- [EXERCISE AIM]: Copy every record below exactly.

------

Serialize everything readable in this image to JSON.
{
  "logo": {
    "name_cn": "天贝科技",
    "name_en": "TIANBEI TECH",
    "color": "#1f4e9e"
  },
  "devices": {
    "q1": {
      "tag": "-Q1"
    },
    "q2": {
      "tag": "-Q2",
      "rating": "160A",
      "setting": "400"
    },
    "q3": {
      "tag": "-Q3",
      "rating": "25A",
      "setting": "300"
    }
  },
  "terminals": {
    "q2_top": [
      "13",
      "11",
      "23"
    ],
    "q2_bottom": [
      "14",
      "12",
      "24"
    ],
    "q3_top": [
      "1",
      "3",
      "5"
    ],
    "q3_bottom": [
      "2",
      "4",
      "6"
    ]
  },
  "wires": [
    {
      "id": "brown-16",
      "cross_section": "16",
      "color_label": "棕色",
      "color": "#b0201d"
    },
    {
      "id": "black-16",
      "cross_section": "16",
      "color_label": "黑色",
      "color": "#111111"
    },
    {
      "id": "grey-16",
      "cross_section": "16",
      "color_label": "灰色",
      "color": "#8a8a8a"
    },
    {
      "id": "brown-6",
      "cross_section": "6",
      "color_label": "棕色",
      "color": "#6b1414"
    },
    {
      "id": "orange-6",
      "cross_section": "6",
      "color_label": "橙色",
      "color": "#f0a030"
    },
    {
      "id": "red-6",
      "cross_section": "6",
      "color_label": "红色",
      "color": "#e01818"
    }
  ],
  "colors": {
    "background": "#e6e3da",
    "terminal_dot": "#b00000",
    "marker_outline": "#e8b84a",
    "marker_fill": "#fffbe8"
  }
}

------

- [RESULT OF THE TASK]:
Serialize everything readable in this image to JSON.
{
  "logo": {
    "name_cn": "天贝科技",
    "name_en": "TIANBEI TECH",
    "color": "#1f4e9e"
  },
  "devices": {
    "q1": {
      "tag": "-Q1"
    },
    "q2": {
      "tag": "-Q2",
      "rating": "160A",
      "setting": "400"
    },
    "q3": {
      "tag": "-Q3",
      "rating": "25A",
      "setting": "300"
    }
  },
  "terminals": {
    "q2_top": [
      "13",
      "11",
      "23"
    ],
    "q2_bottom": [
      "14",
      "12",
      "24"
    ],
    "q3_top": [
      "1",
      "3",
      "5"
    ],
    "q3_bottom": [
      "2",
      "4",
      "6"
    ]
  },
  "wires": [
    {
      "id": "brown-16",
      "cross_section": "16",
      "color_label": "棕色",
      "color": "#b0201d"
    },
    {
      "id": "black-16",
      "cross_section": "16",
      "color_label": "黑色",
      "color": "#111111"
    },
    {
      "id": "grey-16",
      "cross_section": "16",
      "color_label": "灰色",
      "color": "#8a8a8a"
    },
    {
      "id": "brown-6",
      "cross_section": "6",
      "color_label": "棕色",
      "color": "#6b1414"
    },
    {
      "id": "orange-6",
      "cross_section": "6",
      "color_label": "橙色",
      "color": "#f0a030"
    },
    {
      "id": "red-6",
      "cross_section": "6",
      "color_label": "红色",
      "color": "#e01818"
    }
  ],
  "colors": {
    "background": "#e6e3da",
    "terminal_dot": "#b00000",
    "marker_outline": "#e8b84a",
    "marker_fill": "#fffbe8"
  }
}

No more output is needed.